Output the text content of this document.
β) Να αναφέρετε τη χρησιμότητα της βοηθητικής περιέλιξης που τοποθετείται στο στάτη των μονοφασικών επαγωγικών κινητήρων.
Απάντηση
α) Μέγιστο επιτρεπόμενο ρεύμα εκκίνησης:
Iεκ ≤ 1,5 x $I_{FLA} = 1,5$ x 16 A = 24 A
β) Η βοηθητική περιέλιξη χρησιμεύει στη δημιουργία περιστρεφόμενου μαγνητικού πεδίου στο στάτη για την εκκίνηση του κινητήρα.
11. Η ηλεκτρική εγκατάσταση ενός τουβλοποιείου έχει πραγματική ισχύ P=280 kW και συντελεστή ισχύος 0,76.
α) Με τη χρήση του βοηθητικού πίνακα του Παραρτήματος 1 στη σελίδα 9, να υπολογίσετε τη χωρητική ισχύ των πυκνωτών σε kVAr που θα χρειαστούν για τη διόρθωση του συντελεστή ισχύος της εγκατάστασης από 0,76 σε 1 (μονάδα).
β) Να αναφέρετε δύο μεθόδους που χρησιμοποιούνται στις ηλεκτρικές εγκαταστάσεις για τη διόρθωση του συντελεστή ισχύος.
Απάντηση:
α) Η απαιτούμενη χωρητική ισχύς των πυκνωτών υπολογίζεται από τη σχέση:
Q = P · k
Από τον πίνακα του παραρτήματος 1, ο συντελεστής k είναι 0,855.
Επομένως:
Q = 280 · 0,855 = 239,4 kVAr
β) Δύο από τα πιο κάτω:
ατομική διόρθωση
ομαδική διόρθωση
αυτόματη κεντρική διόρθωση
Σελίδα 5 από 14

· · · · · · ·

### The exercise
Identify all lines where the word "ισχύος" shows up. Copy them.

### Answer to this problem
11. Η ηλεκτρική εγκατάσταση ενός τουβλοποιείου έχει πραγματική ισχύ P=280 kW και συντελεστή ισχύος 0,76.
α) Με τη χρήση του βοηθητικού πίνακα του Παραρτήματος 1 στη σελίδα 9, να υπολογίσετε τη χωρητική ισχύ των πυκνωτών σε kVAr που θα χρειαστούν για τη διόρθωση του συντελεστή ισχύος της εγκατάστασης από 0,76 σε 1 (μονάδα).
β) Να αναφέρετε δύο μεθόδους που χρησιμοποιούνται στις ηλεκτρικές εγκαταστάσεις για τη διόρθωση του συντελεστή ισχύος.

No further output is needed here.